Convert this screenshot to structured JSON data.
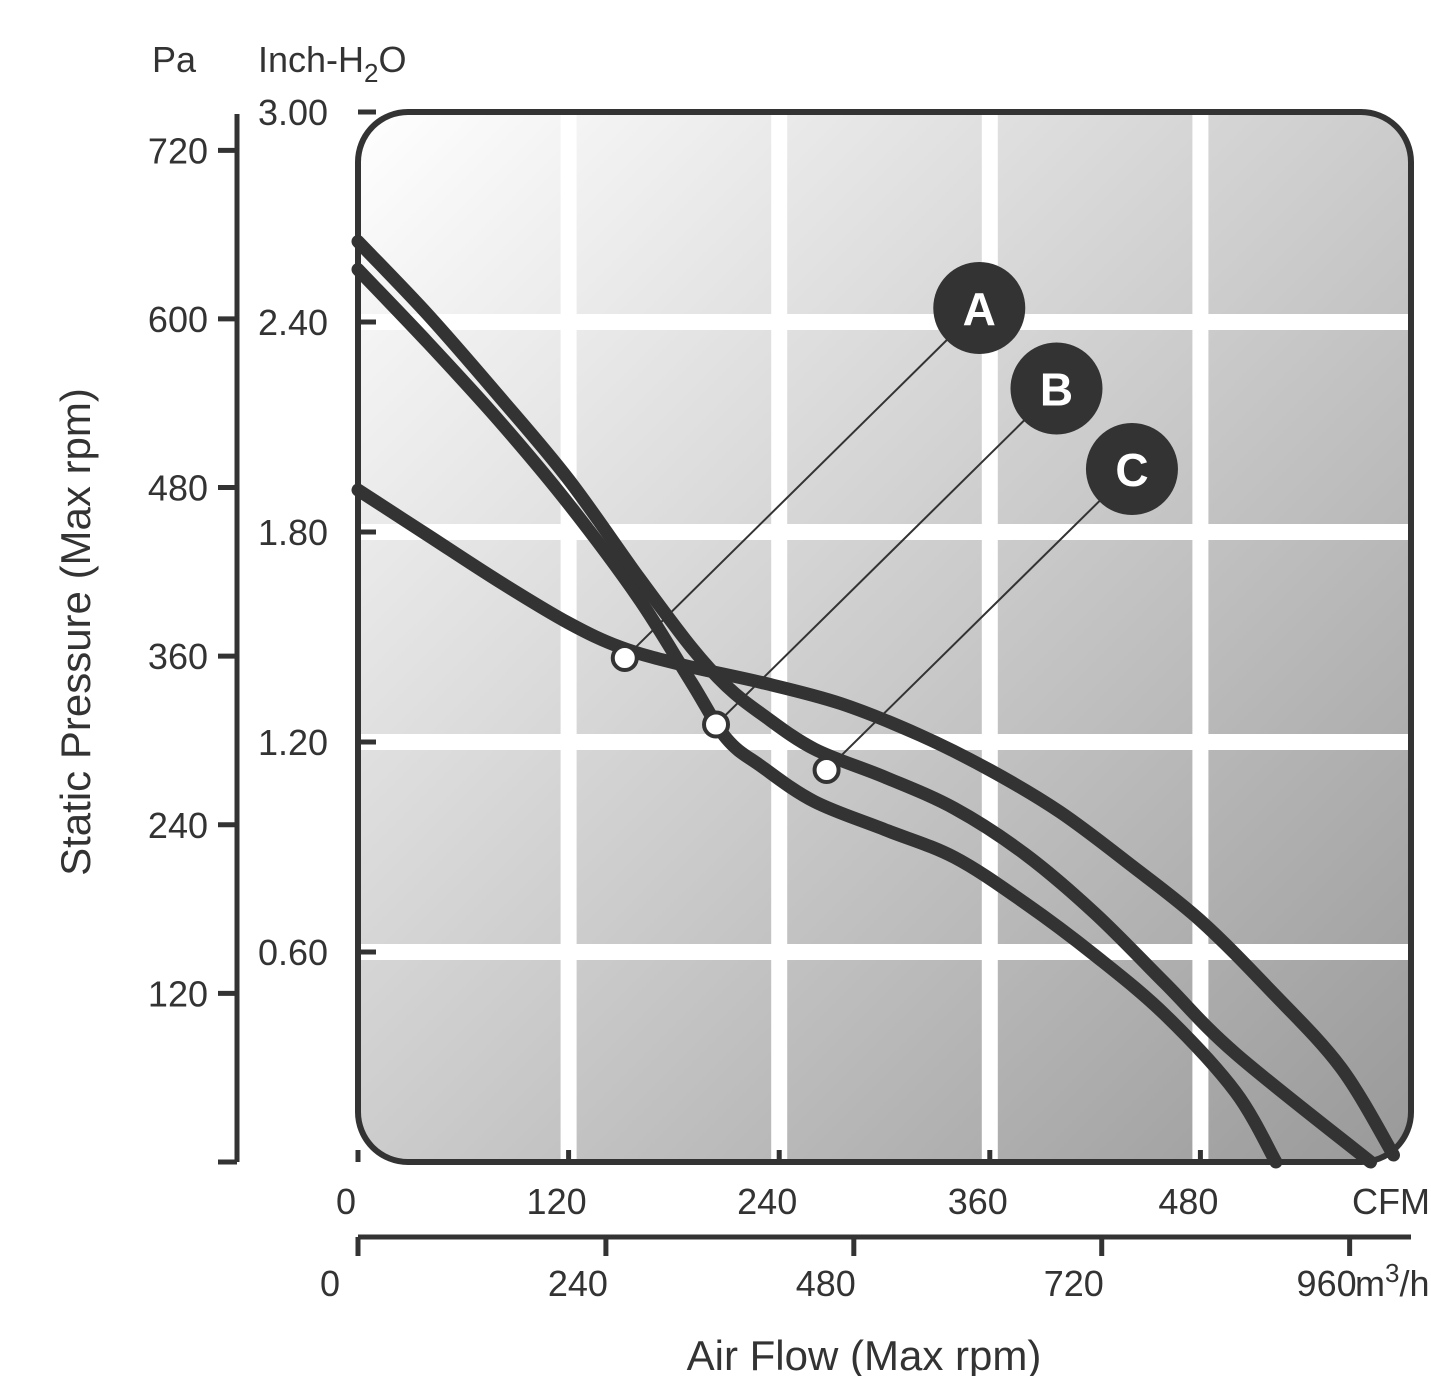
{
  "chart_data": {
    "type": "line",
    "title": "",
    "xlabel": "Air Flow (Max rpm)",
    "ylabel": "Static Pressure (Max rpm)",
    "x_unit_primary": "CFM",
    "x_unit_secondary": "m³/h",
    "x_unit_secondary_base": "m",
    "x_unit_secondary_sup": "3",
    "x_unit_secondary_tail": "/h",
    "y_unit_primary": "Inch-H₂O",
    "y_unit_primary_base": "Inch-H",
    "y_unit_primary_sub": "2",
    "y_unit_primary_tail": "O",
    "y_unit_secondary": "Pa",
    "x_ticks_cfm": [
      "0",
      "120",
      "240",
      "360",
      "480"
    ],
    "x_ticks_m3h": [
      "0",
      "240",
      "480",
      "720",
      "960"
    ],
    "y_ticks_inh2o": [
      "3.00",
      "2.40",
      "1.80",
      "1.20",
      "0.60"
    ],
    "y_ticks_pa": [
      "720",
      "600",
      "480",
      "360",
      "240",
      "120"
    ],
    "xlim_cfm": [
      0,
      600
    ],
    "ylim_inh2o": [
      0,
      3.0
    ],
    "grid": true,
    "series": [
      {
        "name": "A",
        "x": [
          0,
          40,
          80,
          120,
          150,
          185,
          230,
          275,
          320,
          360,
          400,
          440,
          480,
          520,
          560,
          590
        ],
        "y": [
          1.92,
          1.79,
          1.66,
          1.54,
          1.47,
          1.42,
          1.37,
          1.31,
          1.22,
          1.12,
          1.0,
          0.85,
          0.69,
          0.49,
          0.27,
          0.02
        ]
      },
      {
        "name": "B",
        "x": [
          0,
          40,
          80,
          120,
          160,
          190,
          210,
          230,
          260,
          300,
          340,
          380,
          420,
          460,
          500,
          523
        ],
        "y": [
          2.55,
          2.34,
          2.12,
          1.88,
          1.61,
          1.37,
          1.21,
          1.13,
          1.03,
          0.95,
          0.87,
          0.74,
          0.59,
          0.42,
          0.2,
          0.0
        ]
      },
      {
        "name": "C",
        "x": [
          0,
          40,
          80,
          120,
          160,
          190,
          210,
          230,
          260,
          300,
          340,
          380,
          420,
          460,
          500,
          577
        ],
        "y": [
          2.63,
          2.42,
          2.19,
          1.95,
          1.67,
          1.47,
          1.36,
          1.28,
          1.18,
          1.1,
          1.01,
          0.88,
          0.71,
          0.51,
          0.31,
          0.0
        ]
      }
    ],
    "annotations": [
      {
        "label": "A",
        "point_x": 152,
        "point_y": 1.44,
        "badge_x": 354,
        "badge_y": 2.44
      },
      {
        "label": "B",
        "point_x": 204,
        "point_y": 1.25,
        "badge_x": 398,
        "badge_y": 2.21
      },
      {
        "label": "C",
        "point_x": 267,
        "point_y": 1.12,
        "badge_x": 441,
        "badge_y": 1.98
      }
    ]
  }
}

===

Without the pictures, extract every entry verbatim.

Convert this screenshot to structured JSON data.
{
  "chart_data": {
    "type": "line",
    "title": "",
    "xlabel": "Air Flow (Max rpm)",
    "ylabel": "Static Pressure (Max rpm)",
    "x_unit_primary": "CFM",
    "x_unit_secondary": "m³/h",
    "x_unit_secondary_base": "m",
    "x_unit_secondary_sup": "3",
    "x_unit_secondary_tail": "/h",
    "y_unit_primary": "Inch-H₂O",
    "y_unit_primary_base": "Inch-H",
    "y_unit_primary_sub": "2",
    "y_unit_primary_tail": "O",
    "y_unit_secondary": "Pa",
    "x_ticks_cfm": [
      "0",
      "120",
      "240",
      "360",
      "480"
    ],
    "x_ticks_m3h": [
      "0",
      "240",
      "480",
      "720",
      "960"
    ],
    "y_ticks_inh2o": [
      "3.00",
      "2.40",
      "1.80",
      "1.20",
      "0.60"
    ],
    "y_ticks_pa": [
      "720",
      "600",
      "480",
      "360",
      "240",
      "120"
    ],
    "xlim_cfm": [
      0,
      600
    ],
    "ylim_inh2o": [
      0,
      3.0
    ],
    "grid": true,
    "series": [
      {
        "name": "A",
        "x": [
          0,
          40,
          80,
          120,
          150,
          185,
          230,
          275,
          320,
          360,
          400,
          440,
          480,
          520,
          560,
          590
        ],
        "y": [
          1.92,
          1.79,
          1.66,
          1.54,
          1.47,
          1.42,
          1.37,
          1.31,
          1.22,
          1.12,
          1.0,
          0.85,
          0.69,
          0.49,
          0.27,
          0.02
        ]
      },
      {
        "name": "B",
        "x": [
          0,
          40,
          80,
          120,
          160,
          190,
          210,
          230,
          260,
          300,
          340,
          380,
          420,
          460,
          500,
          523
        ],
        "y": [
          2.55,
          2.34,
          2.12,
          1.88,
          1.61,
          1.37,
          1.21,
          1.13,
          1.03,
          0.95,
          0.87,
          0.74,
          0.59,
          0.42,
          0.2,
          0.0
        ]
      },
      {
        "name": "C",
        "x": [
          0,
          40,
          80,
          120,
          160,
          190,
          210,
          230,
          260,
          300,
          340,
          380,
          420,
          460,
          500,
          577
        ],
        "y": [
          2.63,
          2.42,
          2.19,
          1.95,
          1.67,
          1.47,
          1.36,
          1.28,
          1.18,
          1.1,
          1.01,
          0.88,
          0.71,
          0.51,
          0.31,
          0.0
        ]
      }
    ],
    "annotations": [
      {
        "label": "A",
        "point_x": 152,
        "point_y": 1.44,
        "badge_x": 354,
        "badge_y": 2.44
      },
      {
        "label": "B",
        "point_x": 204,
        "point_y": 1.25,
        "badge_x": 398,
        "badge_y": 2.21
      },
      {
        "label": "C",
        "point_x": 267,
        "point_y": 1.12,
        "badge_x": 441,
        "badge_y": 1.98
      }
    ]
  }
}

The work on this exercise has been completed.